Leave the pictures out. Return all other data exactly.

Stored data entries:
════════════════════
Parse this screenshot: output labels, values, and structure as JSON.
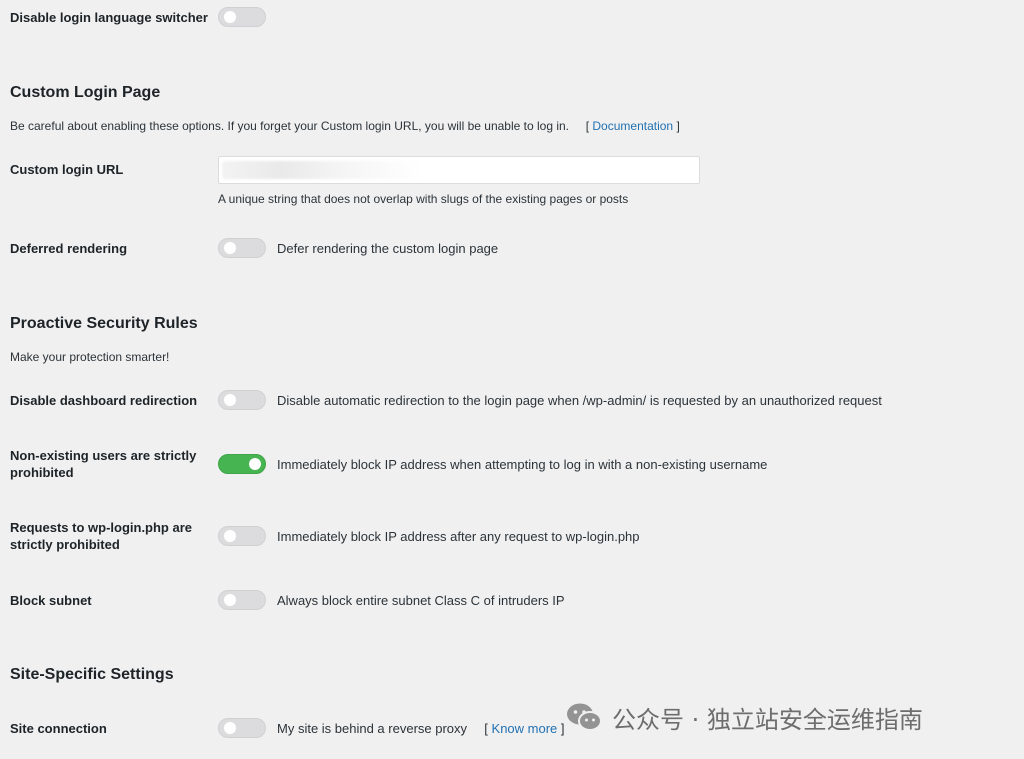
{
  "login_language": {
    "label": "Disable login language switcher",
    "enabled": false
  },
  "custom_login": {
    "title": "Custom Login Page",
    "warning": "Be careful about enabling these options. If you forget your Custom login URL, you will be unable to log in.",
    "doc_open": "[",
    "doc_link": "Documentation",
    "doc_close": "]",
    "url_label": "Custom login URL",
    "url_value": "",
    "url_help": "A unique string that does not overlap with slugs of the existing pages or posts",
    "deferred_label": "Deferred rendering",
    "deferred_desc": "Defer rendering the custom login page",
    "deferred_enabled": false
  },
  "proactive": {
    "title": "Proactive Security Rules",
    "subtitle": "Make your protection smarter!",
    "items": [
      {
        "label": "Disable dashboard redirection",
        "desc": "Disable automatic redirection to the login page when /wp-admin/ is requested by an unauthorized request",
        "enabled": false
      },
      {
        "label": "Non-existing users are strictly prohibited",
        "desc": "Immediately block IP address when attempting to log in with a non-existing username",
        "enabled": true
      },
      {
        "label": "Requests to wp-login.php are strictly prohibited",
        "desc": "Immediately block IP address after any request to wp-login.php",
        "enabled": false
      },
      {
        "label": "Block subnet",
        "desc": "Always block entire subnet Class C of intruders IP",
        "enabled": false
      }
    ]
  },
  "site_specific": {
    "title": "Site-Specific Settings",
    "connection_label": "Site connection",
    "connection_desc": "My site is behind a reverse proxy",
    "know_open": "[",
    "know_link": "Know more",
    "know_close": "]",
    "connection_enabled": false
  },
  "watermark": {
    "text": "公众号 · 独立站安全运维指南",
    "icon": "wechat-icon"
  },
  "colors": {
    "background": "#f0f0f1",
    "toggle_off": "#dcdcde",
    "toggle_on": "#46b450",
    "link": "#2271b1"
  }
}
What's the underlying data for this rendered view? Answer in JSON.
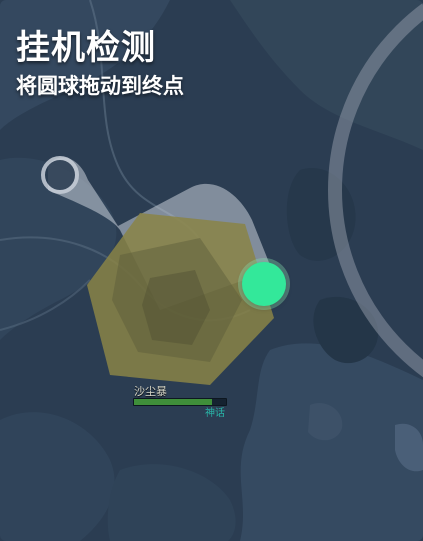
{
  "header": {
    "title": "挂机检测",
    "subtitle": "将圆球拖动到终点"
  },
  "unit": {
    "name": "沙尘暴",
    "status": "神话",
    "health_fraction": 0.85
  },
  "colors": {
    "background": "#2b3d52",
    "handle": "#33e89a",
    "target_hexagon": "#8a8446",
    "drag_track": "#b9c1cd"
  }
}
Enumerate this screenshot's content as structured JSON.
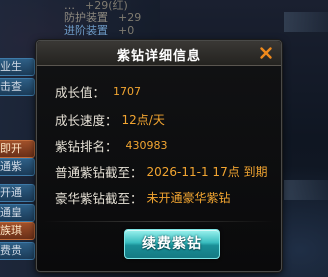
{
  "background": {
    "top_rows": [
      {
        "label": "…",
        "value": "+29(红)"
      },
      {
        "label": "防护装置",
        "value": "+29"
      },
      {
        "label": "进阶装置",
        "value": "+0"
      }
    ],
    "left_buttons": [
      "业生",
      "击查",
      "即开",
      "通紫",
      "开通",
      "通皇",
      "族琪",
      "费贵"
    ]
  },
  "dialog": {
    "title": "紫钻详细信息",
    "rows": [
      {
        "label": "成长值：",
        "value": "1707"
      },
      {
        "label": "成长速度：",
        "value": "12点/天"
      },
      {
        "label": "紫钻排名：",
        "value": "430983"
      },
      {
        "label": "普通紫钻截至：",
        "value": "2026-11-1 17点 到期"
      },
      {
        "label": "豪华紫钻截至：",
        "value": "未开通豪华紫钻"
      }
    ],
    "renew_button": "续费紫钻"
  },
  "colors": {
    "accent_orange": "#f2a531",
    "close_x": "#f08a1c",
    "button_teal": "#39bdbf",
    "label_text": "#e6e1d6"
  },
  "icons": {
    "close": "close-icon"
  }
}
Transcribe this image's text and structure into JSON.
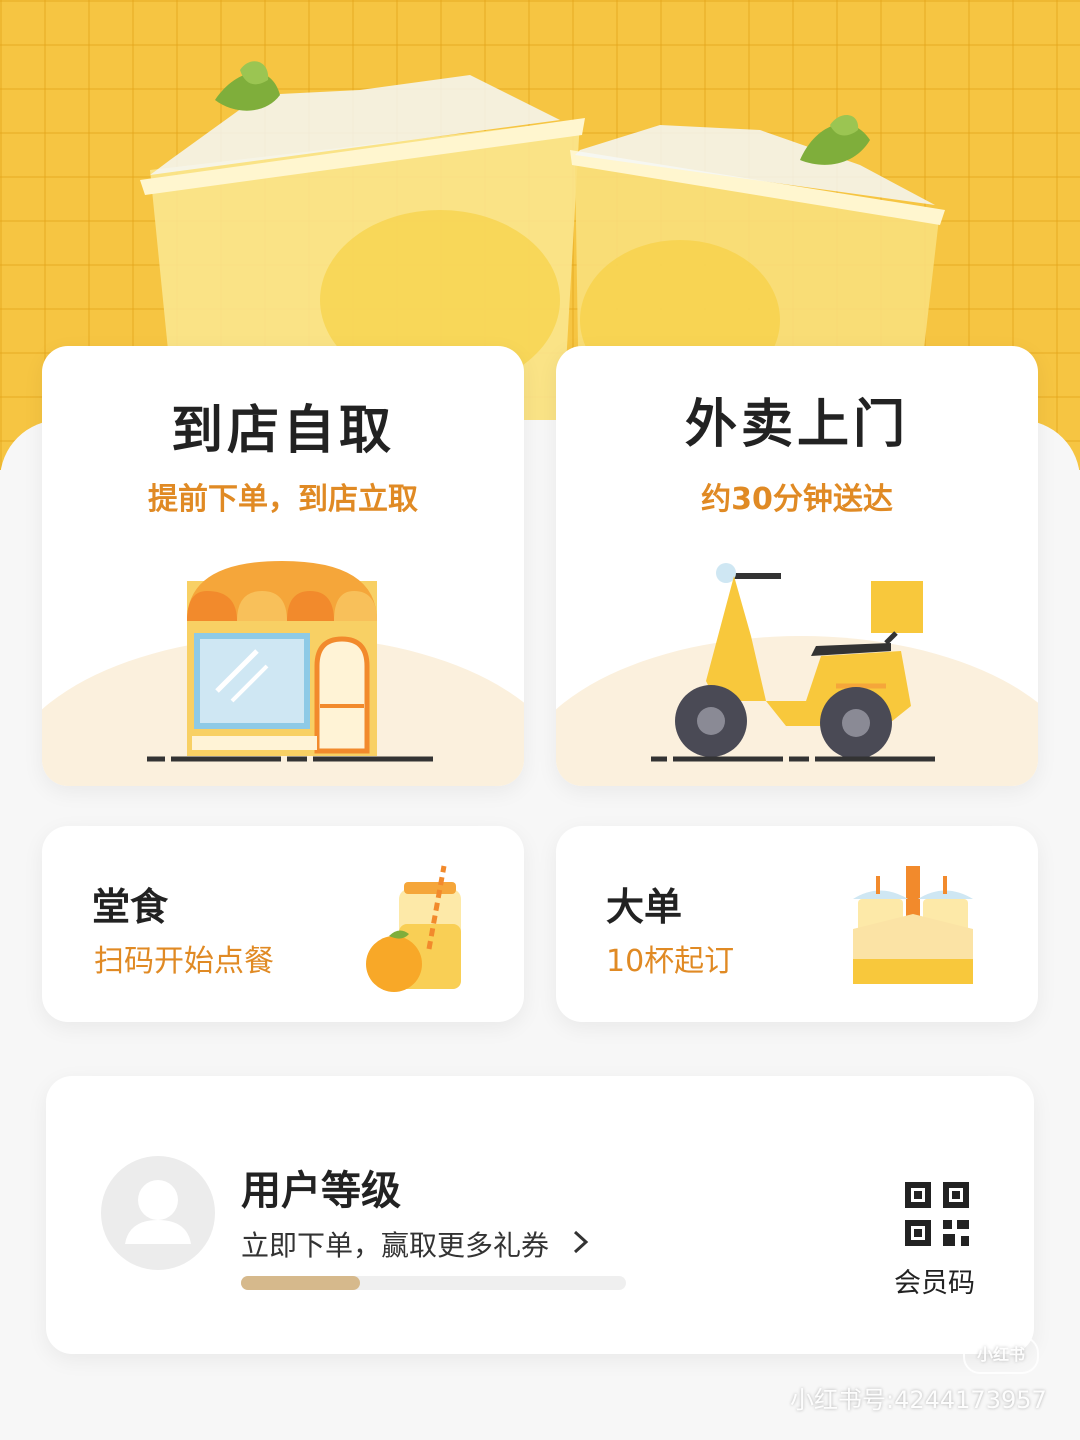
{
  "banner": {
    "image": "lemon-tea-cups-banner"
  },
  "order_modes": {
    "pickup": {
      "title": "到店自取",
      "subtitle": "提前下单，到店立取",
      "icon": "storefront-icon"
    },
    "delivery": {
      "title": "外卖上门",
      "subtitle": "约30分钟送达",
      "icon": "scooter-icon"
    },
    "dine_in": {
      "title": "堂食",
      "subtitle": "扫码开始点餐",
      "icon": "juice-jar-icon"
    },
    "bulk": {
      "title": "大单",
      "subtitle": "10杯起订",
      "icon": "drink-carrier-icon"
    }
  },
  "member": {
    "title": "用户等级",
    "subtitle": "立即下单，赢取更多礼券",
    "progress_fraction": 0.31,
    "qr_label": "会员码"
  },
  "watermark": {
    "badge": "小红书",
    "id_text": "小红书号:4244173957"
  },
  "colors": {
    "accent": "#e08a24",
    "banner_yellow": "#f6c542",
    "progress": "#d6b98c"
  }
}
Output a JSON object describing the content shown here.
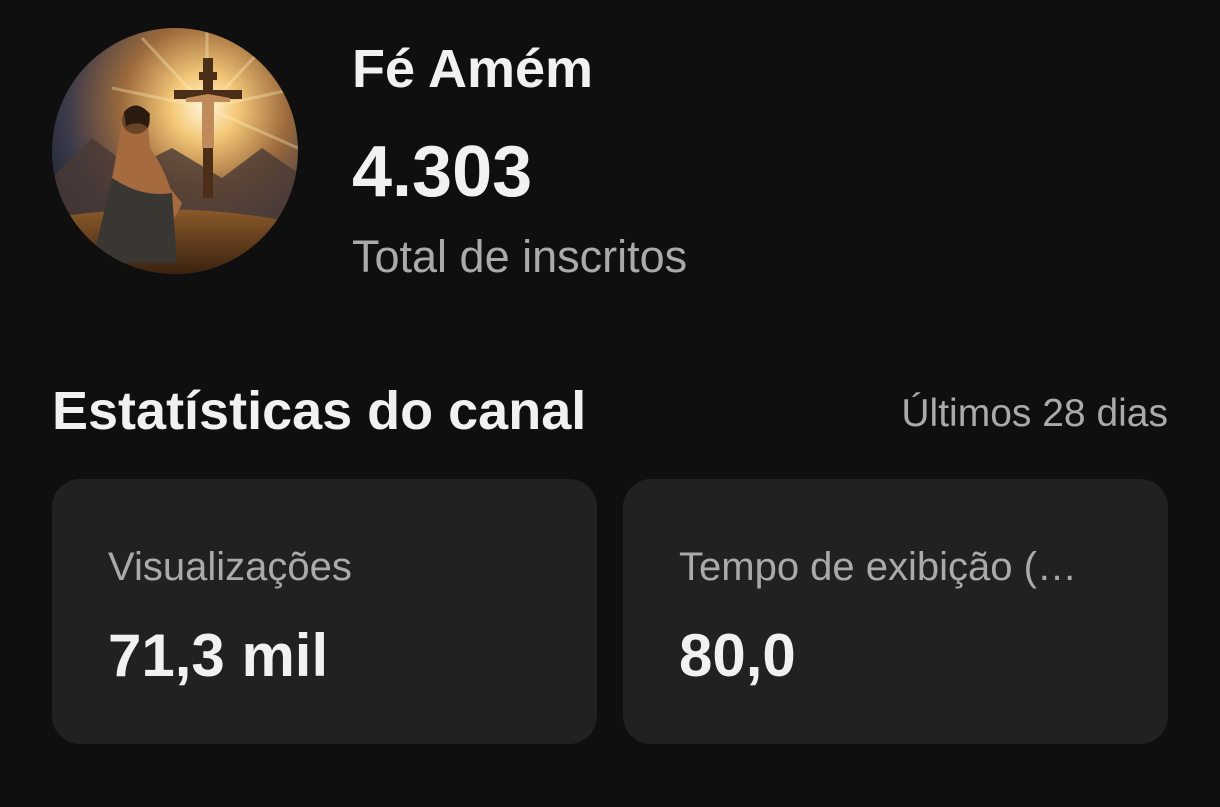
{
  "channel": {
    "name": "Fé Amém",
    "subscriber_count": "4.303",
    "subscriber_label": "Total de inscritos",
    "avatar_icon": "channel-avatar-icon"
  },
  "stats": {
    "title": "Estatísticas do canal",
    "period": "Últimos 28 dias",
    "cards": [
      {
        "label": "Visualizações",
        "value": "71,3 mil"
      },
      {
        "label": "Tempo de exibição (…",
        "value": "80,0"
      }
    ]
  },
  "colors": {
    "background": "#0f0f0f",
    "card": "#212121",
    "primary_text": "#f1f1f1",
    "secondary_text": "#aaaaaa"
  }
}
════════════════════
• Response:
Parse this screenshot: output labels, values, and structure as JSON.
{
  "login_language": {
    "label": "Disable login language switcher",
    "enabled": false
  },
  "custom_login": {
    "title": "Custom Login Page",
    "warning": "Be careful about enabling these options. If you forget your Custom login URL, you will be unable to log in.",
    "doc_open": "[",
    "doc_link": "Documentation",
    "doc_close": "]",
    "url_label": "Custom login URL",
    "url_value": "",
    "url_help": "A unique string that does not overlap with slugs of the existing pages or posts",
    "deferred_label": "Deferred rendering",
    "deferred_desc": "Defer rendering the custom login page",
    "deferred_enabled": false
  },
  "proactive": {
    "title": "Proactive Security Rules",
    "subtitle": "Make your protection smarter!",
    "items": [
      {
        "label": "Disable dashboard redirection",
        "desc": "Disable automatic redirection to the login page when /wp-admin/ is requested by an unauthorized request",
        "enabled": false
      },
      {
        "label": "Non-existing users are strictly prohibited",
        "desc": "Immediately block IP address when attempting to log in with a non-existing username",
        "enabled": true
      },
      {
        "label": "Requests to wp-login.php are strictly prohibited",
        "desc": "Immediately block IP address after any request to wp-login.php",
        "enabled": false
      },
      {
        "label": "Block subnet",
        "desc": "Always block entire subnet Class C of intruders IP",
        "enabled": false
      }
    ]
  },
  "site_specific": {
    "title": "Site-Specific Settings",
    "connection_label": "Site connection",
    "connection_desc": "My site is behind a reverse proxy",
    "know_open": "[",
    "know_link": "Know more",
    "know_close": "]",
    "connection_enabled": false
  },
  "watermark": {
    "text": "公众号 · 独立站安全运维指南",
    "icon": "wechat-icon"
  },
  "colors": {
    "background": "#f0f0f1",
    "toggle_off": "#dcdcde",
    "toggle_on": "#46b450",
    "link": "#2271b1"
  }
}
What's the underlying data for this rendered view? Answer in JSON.
{
  "header": {
    "title": "挂机检测",
    "subtitle": "将圆球拖动到终点"
  },
  "unit": {
    "name": "沙尘暴",
    "status": "神话",
    "health_fraction": 0.85
  },
  "colors": {
    "background": "#2b3d52",
    "handle": "#33e89a",
    "target_hexagon": "#8a8446",
    "drag_track": "#b9c1cd"
  }
}
Enumerate this screenshot's content as structured JSON.
{
  "background": {
    "top_rows": [
      {
        "label": "…",
        "value": "+29(红)"
      },
      {
        "label": "防护装置",
        "value": "+29"
      },
      {
        "label": "进阶装置",
        "value": "+0"
      }
    ],
    "left_buttons": [
      "业生",
      "击查",
      "即开",
      "通紫",
      "开通",
      "通皇",
      "族琪",
      "费贵"
    ]
  },
  "dialog": {
    "title": "紫钻详细信息",
    "rows": [
      {
        "label": "成长值：",
        "value": "1707"
      },
      {
        "label": "成长速度：",
        "value": "12点/天"
      },
      {
        "label": "紫钻排名：",
        "value": "430983"
      },
      {
        "label": "普通紫钻截至：",
        "value": "2026-11-1 17点 到期"
      },
      {
        "label": "豪华紫钻截至：",
        "value": "未开通豪华紫钻"
      }
    ],
    "renew_button": "续费紫钻"
  },
  "colors": {
    "accent_orange": "#f2a531",
    "close_x": "#f08a1c",
    "button_teal": "#39bdbf",
    "label_text": "#e6e1d6"
  },
  "icons": {
    "close": "close-icon"
  }
}
Transcribe this image's text and structure into JSON.
{
  "banner": {
    "image": "lemon-tea-cups-banner"
  },
  "order_modes": {
    "pickup": {
      "title": "到店自取",
      "subtitle": "提前下单，到店立取",
      "icon": "storefront-icon"
    },
    "delivery": {
      "title": "外卖上门",
      "subtitle": "约30分钟送达",
      "icon": "scooter-icon"
    },
    "dine_in": {
      "title": "堂食",
      "subtitle": "扫码开始点餐",
      "icon": "juice-jar-icon"
    },
    "bulk": {
      "title": "大单",
      "subtitle": "10杯起订",
      "icon": "drink-carrier-icon"
    }
  },
  "member": {
    "title": "用户等级",
    "subtitle": "立即下单，赢取更多礼券",
    "progress_fraction": 0.31,
    "qr_label": "会员码"
  },
  "watermark": {
    "badge": "小红书",
    "id_text": "小红书号:4244173957"
  },
  "colors": {
    "accent": "#e08a24",
    "banner_yellow": "#f6c542",
    "progress": "#d6b98c"
  }
}
Output a JSON object describing the content shown here.
{
  "channel": {
    "name": "Fé Amém",
    "subscriber_count": "4.303",
    "subscriber_label": "Total de inscritos",
    "avatar_icon": "channel-avatar-icon"
  },
  "stats": {
    "title": "Estatísticas do canal",
    "period": "Últimos 28 dias",
    "cards": [
      {
        "label": "Visualizações",
        "value": "71,3 mil"
      },
      {
        "label": "Tempo de exibição (…",
        "value": "80,0"
      }
    ]
  },
  "colors": {
    "background": "#0f0f0f",
    "card": "#212121",
    "primary_text": "#f1f1f1",
    "secondary_text": "#aaaaaa"
  }
}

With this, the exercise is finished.